:: Your goal ::
Omit the pictures, then reproduce every remaining record exactly.

:: Excerpted data ::
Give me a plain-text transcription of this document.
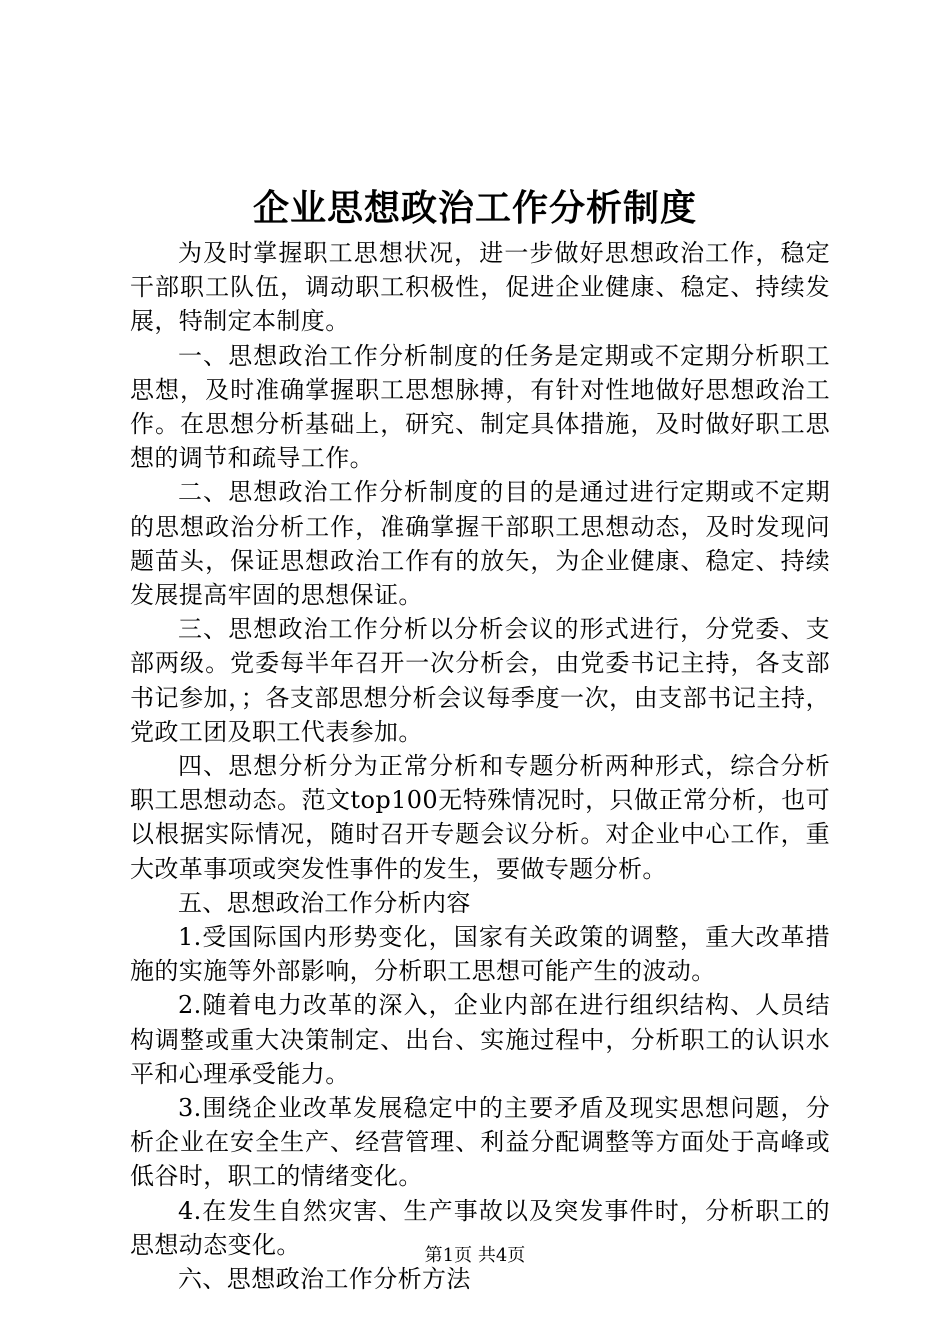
企业思想政治工作分析制度

为及时掌握职工思想状况，进一步做好思想政治工作，稳定干部职工队伍，调动职工积极性，促进企业健康、稳定、持续发展，特制定本制度。

一、思想政治工作分析制度的任务是定期或不定期分析职工思想，及时准确掌握职工思想脉搏，有针对性地做好思想政治工作。在思想分析基础上，研究、制定具体措施，及时做好职工思想的调节和疏导工作。

二、思想政治工作分析制度的目的是通过进行定期或不定期的思想政治分析工作，准确掌握干部职工思想动态，及时发现问题苗头，保证思想政治工作有的放矢，为企业健康、稳定、持续发展提高牢固的思想保证。

三、思想政治工作分析以分析会议的形式进行，分党委、支部两级。党委每半年召开一次分析会，由党委书记主持，各支部书记参加，；各支部思想分析会议每季度一次，由支部书记主持，党政工团及职工代表参加。

四、思想分析分为正常分析和专题分析两种形式，综合分析职工思想动态。范文top100无特殊情况时，只做正常分析，也可以根据实际情况，随时召开专题会议分析。对企业中心工作，重大改革事项或突发性事件的发生，要做专题分析。

五、思想政治工作分析内容

1.受国际国内形势变化，国家有关政策的调整，重大改革措施的实施等外部影响，分析职工思想可能产生的波动。

2.随着电力改革的深入，企业内部在进行组织结构、人员结构调整或重大决策制定、出台、实施过程中，分析职工的认识水平和心理承受能力。

3.围绕企业改革发展稳定中的主要矛盾及现实思想问题，分析企业在安全生产、经营管理、利益分配调整等方面处于高峰或低谷时，职工的情绪变化。

4.在发生自然灾害、生产事故以及突发事件时，分析职工的思想动态变化。

六、思想政治工作分析方法

第1页 共4页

:: Exercise response ::
Give me a plain-text transcription of this document.
企业思想政治工作分析制度

为及时掌握职工思想状况，进一步做好思想政治工作，稳定干部职工队伍，调动职工积极性，促进企业健康、稳定、持续发展，特制定本制度。

一、思想政治工作分析制度的任务是定期或不定期分析职工思想，及时准确掌握职工思想脉搏，有针对性地做好思想政治工作。在思想分析基础上，研究、制定具体措施，及时做好职工思想的调节和疏导工作。

二、思想政治工作分析制度的目的是通过进行定期或不定期的思想政治分析工作，准确掌握干部职工思想动态，及时发现问题苗头，保证思想政治工作有的放矢，为企业健康、稳定、持续发展提高牢固的思想保证。

三、思想政治工作分析以分析会议的形式进行，分党委、支部两级。党委每半年召开一次分析会，由党委书记主持，各支部书记参加，；各支部思想分析会议每季度一次，由支部书记主持，党政工团及职工代表参加。

四、思想分析分为正常分析和专题分析两种形式，综合分析职工思想动态。范文top100无特殊情况时，只做正常分析，也可以根据实际情况，随时召开专题会议分析。对企业中心工作，重大改革事项或突发性事件的发生，要做专题分析。

五、思想政治工作分析内容

1.受国际国内形势变化，国家有关政策的调整，重大改革措施的实施等外部影响，分析职工思想可能产生的波动。

2.随着电力改革的深入，企业内部在进行组织结构、人员结构调整或重大决策制定、出台、实施过程中，分析职工的认识水平和心理承受能力。

3.围绕企业改革发展稳定中的主要矛盾及现实思想问题，分析企业在安全生产、经营管理、利益分配调整等方面处于高峰或低谷时，职工的情绪变化。

4.在发生自然灾害、生产事故以及突发事件时，分析职工的思想动态变化。

六、思想政治工作分析方法

第1页 共4页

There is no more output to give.